■ WORK TO DO: Copy every line in the records below that contains the word "blue".

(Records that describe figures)
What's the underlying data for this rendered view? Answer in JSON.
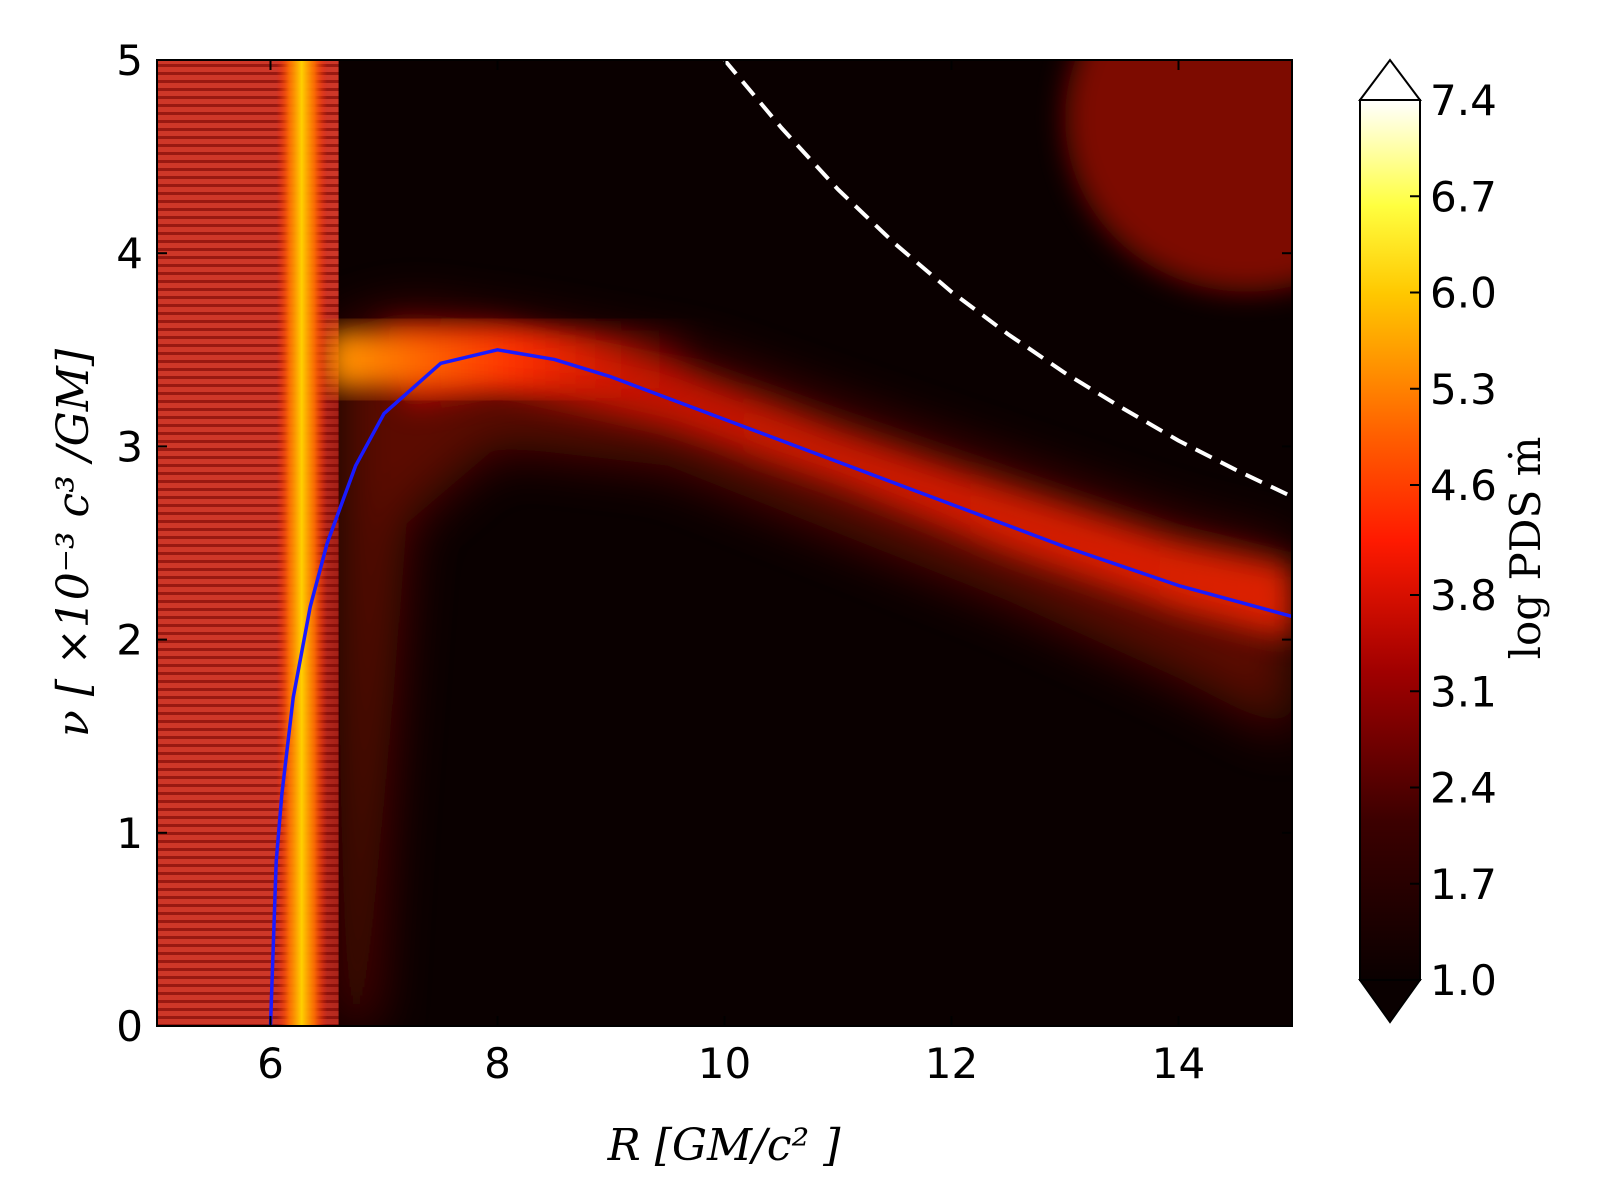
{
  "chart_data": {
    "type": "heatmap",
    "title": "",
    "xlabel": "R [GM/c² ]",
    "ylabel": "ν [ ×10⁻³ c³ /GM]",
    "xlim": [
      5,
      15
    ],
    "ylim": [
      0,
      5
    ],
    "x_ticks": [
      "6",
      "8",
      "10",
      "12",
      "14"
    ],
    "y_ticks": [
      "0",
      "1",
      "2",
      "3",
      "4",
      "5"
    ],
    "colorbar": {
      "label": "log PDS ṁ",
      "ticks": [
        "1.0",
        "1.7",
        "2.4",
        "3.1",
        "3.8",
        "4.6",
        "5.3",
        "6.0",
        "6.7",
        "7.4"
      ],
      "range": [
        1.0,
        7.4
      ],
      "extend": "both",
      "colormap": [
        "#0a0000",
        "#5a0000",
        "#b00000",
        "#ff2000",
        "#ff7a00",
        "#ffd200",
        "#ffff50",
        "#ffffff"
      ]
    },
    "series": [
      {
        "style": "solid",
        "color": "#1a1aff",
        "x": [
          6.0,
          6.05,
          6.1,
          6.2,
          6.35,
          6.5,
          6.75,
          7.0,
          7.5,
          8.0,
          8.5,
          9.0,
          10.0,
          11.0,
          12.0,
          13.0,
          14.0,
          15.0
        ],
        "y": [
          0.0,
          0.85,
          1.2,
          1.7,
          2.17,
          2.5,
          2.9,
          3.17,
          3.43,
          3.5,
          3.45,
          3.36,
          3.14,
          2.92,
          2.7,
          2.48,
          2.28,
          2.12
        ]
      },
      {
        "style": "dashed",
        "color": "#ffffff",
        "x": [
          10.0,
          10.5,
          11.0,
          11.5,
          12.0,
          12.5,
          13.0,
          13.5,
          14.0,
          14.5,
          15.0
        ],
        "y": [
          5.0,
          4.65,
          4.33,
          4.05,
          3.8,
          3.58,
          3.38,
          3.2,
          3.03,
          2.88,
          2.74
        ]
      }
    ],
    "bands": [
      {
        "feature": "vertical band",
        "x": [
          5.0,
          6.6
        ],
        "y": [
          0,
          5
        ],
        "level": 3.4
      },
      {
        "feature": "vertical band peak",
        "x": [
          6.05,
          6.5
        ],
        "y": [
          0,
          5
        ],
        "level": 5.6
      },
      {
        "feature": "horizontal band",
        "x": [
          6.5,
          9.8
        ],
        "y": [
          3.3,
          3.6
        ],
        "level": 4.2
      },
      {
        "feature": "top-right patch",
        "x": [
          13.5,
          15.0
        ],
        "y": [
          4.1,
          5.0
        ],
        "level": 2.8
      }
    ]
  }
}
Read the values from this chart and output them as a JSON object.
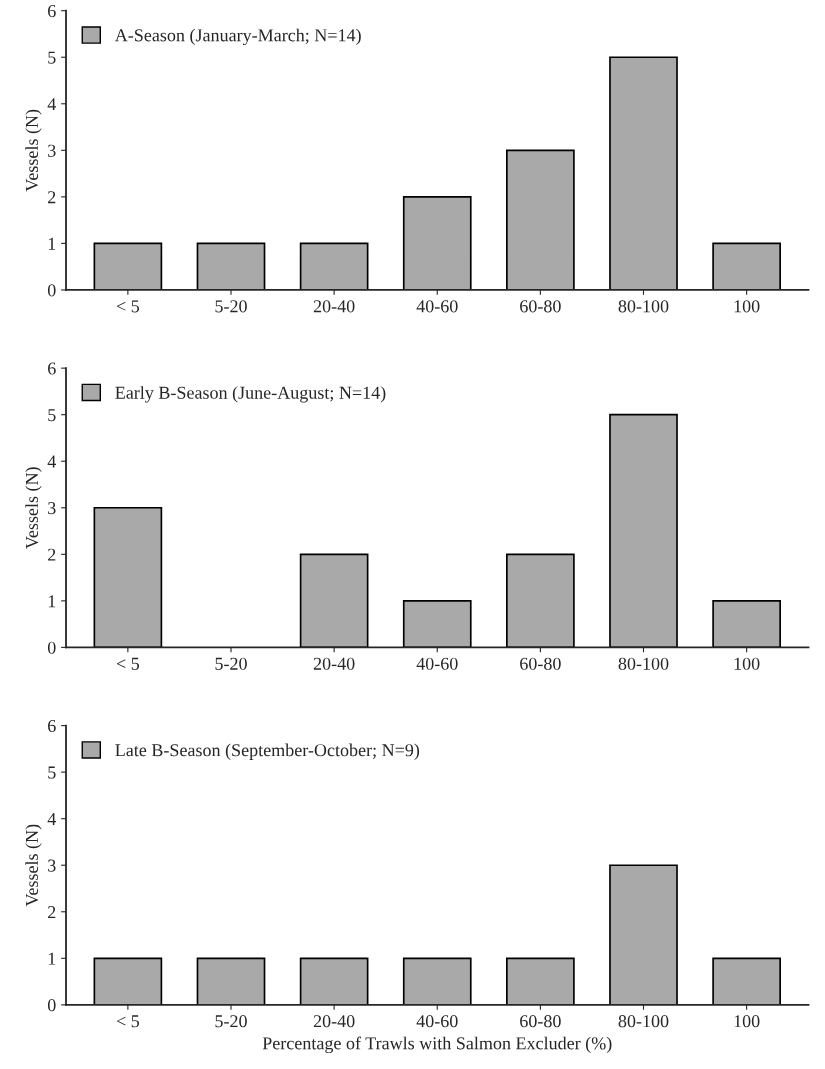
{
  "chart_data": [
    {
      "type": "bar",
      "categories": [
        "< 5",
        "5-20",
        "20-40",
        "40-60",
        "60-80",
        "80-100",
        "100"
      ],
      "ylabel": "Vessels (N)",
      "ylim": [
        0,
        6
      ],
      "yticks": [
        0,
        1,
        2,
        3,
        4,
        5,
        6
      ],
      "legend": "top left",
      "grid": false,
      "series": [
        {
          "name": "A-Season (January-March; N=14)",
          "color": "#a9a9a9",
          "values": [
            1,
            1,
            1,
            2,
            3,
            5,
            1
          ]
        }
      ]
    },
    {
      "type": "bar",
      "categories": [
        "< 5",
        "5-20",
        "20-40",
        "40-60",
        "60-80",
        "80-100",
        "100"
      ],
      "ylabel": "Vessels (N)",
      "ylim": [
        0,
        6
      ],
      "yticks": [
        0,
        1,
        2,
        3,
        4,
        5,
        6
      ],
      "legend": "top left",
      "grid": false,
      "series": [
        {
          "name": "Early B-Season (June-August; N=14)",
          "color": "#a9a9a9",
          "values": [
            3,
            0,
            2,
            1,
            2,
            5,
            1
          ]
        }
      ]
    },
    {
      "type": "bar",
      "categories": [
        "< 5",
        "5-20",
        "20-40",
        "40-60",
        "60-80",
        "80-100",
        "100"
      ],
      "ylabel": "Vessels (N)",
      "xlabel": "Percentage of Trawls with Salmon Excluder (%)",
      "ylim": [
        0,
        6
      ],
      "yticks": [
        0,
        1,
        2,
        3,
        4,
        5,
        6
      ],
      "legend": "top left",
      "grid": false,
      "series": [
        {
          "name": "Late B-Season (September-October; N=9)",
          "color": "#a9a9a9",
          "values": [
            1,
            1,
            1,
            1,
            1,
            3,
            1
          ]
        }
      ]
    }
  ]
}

==

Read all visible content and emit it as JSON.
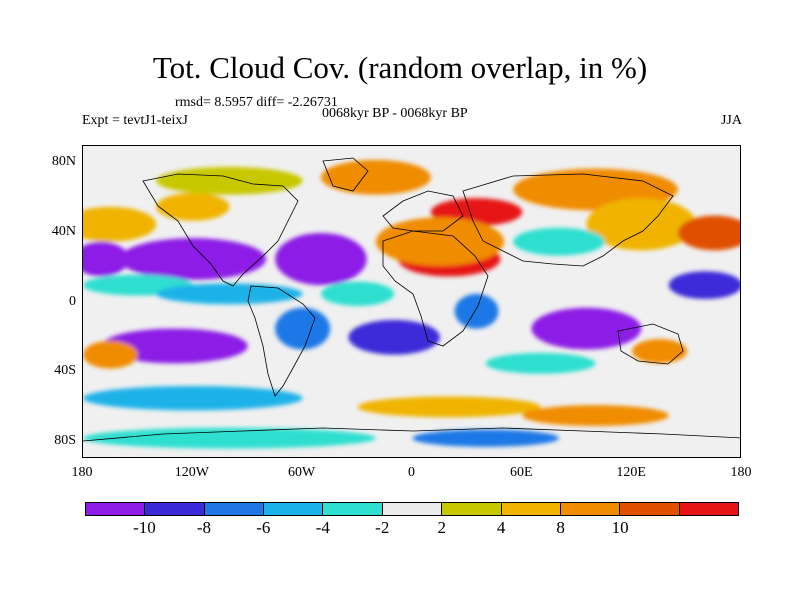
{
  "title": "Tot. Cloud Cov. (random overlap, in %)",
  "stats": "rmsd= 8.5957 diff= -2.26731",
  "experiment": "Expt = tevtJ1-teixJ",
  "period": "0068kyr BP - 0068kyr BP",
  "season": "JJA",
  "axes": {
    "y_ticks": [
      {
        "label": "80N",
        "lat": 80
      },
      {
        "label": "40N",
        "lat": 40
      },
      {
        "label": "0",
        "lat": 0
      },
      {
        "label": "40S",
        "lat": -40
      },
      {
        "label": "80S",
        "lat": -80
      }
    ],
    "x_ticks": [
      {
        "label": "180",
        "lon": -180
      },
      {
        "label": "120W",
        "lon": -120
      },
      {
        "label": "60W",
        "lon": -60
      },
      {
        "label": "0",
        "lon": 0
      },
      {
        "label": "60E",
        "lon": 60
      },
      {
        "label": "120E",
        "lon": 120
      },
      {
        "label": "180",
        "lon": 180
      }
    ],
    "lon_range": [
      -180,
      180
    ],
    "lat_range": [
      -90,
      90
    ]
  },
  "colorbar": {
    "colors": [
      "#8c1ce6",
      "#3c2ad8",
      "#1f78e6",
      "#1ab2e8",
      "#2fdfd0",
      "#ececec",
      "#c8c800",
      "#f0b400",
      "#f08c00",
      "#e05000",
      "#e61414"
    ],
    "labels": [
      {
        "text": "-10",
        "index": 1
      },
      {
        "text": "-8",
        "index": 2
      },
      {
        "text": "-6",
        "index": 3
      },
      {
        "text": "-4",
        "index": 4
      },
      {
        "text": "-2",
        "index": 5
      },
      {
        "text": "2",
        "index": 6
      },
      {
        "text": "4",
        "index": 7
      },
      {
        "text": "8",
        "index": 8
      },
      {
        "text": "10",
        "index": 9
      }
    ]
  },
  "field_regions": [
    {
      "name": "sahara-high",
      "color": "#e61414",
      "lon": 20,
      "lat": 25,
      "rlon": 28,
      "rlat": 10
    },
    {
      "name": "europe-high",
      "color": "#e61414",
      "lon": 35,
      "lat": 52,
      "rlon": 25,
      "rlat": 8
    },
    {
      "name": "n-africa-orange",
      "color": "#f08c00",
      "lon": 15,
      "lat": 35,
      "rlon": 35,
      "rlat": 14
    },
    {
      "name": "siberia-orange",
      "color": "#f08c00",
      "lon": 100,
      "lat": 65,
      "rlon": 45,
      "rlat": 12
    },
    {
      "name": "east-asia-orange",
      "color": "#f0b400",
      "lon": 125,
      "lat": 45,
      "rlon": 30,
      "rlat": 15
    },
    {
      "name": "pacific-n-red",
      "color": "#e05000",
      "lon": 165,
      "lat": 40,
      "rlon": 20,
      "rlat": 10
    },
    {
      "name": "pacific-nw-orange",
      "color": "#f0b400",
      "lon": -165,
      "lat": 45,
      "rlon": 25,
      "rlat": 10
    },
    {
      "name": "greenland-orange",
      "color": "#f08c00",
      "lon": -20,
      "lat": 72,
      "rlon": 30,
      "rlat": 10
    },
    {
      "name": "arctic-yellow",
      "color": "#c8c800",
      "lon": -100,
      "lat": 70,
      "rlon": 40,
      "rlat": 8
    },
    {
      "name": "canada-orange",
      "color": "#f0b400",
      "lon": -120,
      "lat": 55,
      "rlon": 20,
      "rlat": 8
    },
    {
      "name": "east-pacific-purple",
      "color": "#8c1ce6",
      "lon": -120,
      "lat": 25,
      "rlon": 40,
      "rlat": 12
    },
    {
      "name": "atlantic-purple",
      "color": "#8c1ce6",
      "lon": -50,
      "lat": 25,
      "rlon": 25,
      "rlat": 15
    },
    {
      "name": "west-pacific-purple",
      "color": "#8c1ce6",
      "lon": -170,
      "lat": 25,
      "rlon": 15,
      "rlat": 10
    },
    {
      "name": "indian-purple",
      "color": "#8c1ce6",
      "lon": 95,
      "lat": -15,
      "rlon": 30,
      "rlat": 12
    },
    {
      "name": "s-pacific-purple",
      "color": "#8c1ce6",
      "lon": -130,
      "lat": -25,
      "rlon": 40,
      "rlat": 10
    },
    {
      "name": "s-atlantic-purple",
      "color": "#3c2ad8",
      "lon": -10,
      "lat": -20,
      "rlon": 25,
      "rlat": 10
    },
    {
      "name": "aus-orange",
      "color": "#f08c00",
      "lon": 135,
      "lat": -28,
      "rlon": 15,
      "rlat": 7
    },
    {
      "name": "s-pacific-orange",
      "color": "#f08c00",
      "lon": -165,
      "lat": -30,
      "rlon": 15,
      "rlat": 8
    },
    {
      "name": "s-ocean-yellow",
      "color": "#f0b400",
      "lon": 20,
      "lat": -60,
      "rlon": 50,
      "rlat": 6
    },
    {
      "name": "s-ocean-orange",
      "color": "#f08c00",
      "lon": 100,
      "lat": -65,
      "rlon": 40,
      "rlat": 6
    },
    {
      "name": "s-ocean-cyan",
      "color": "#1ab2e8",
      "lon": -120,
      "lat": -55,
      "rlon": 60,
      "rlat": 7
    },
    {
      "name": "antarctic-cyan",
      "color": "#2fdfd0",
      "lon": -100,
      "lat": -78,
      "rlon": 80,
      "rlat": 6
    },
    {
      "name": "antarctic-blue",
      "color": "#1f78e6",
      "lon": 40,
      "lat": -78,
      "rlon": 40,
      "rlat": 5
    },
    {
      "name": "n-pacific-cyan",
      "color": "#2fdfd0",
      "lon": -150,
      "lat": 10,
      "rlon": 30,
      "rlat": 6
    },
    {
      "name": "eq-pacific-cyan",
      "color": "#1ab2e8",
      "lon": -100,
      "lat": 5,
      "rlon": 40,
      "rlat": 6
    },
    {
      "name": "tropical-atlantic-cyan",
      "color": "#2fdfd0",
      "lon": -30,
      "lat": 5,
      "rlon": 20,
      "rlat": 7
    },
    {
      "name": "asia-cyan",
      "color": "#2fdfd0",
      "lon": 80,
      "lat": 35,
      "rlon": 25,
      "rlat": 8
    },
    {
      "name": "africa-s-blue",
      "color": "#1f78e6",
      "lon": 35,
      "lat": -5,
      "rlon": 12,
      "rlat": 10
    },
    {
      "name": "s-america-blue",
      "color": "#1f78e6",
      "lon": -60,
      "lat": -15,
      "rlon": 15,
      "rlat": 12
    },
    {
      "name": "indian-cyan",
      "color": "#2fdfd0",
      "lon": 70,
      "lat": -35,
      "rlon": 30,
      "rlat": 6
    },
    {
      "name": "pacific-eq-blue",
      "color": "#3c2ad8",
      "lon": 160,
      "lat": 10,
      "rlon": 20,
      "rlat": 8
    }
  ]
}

■ FULL RESPONSE:
      "name": "antarctic-blue",
      "name": "africa-s-blue",
      "name": "s-america-blue",
      "name": "pacific-eq-blue",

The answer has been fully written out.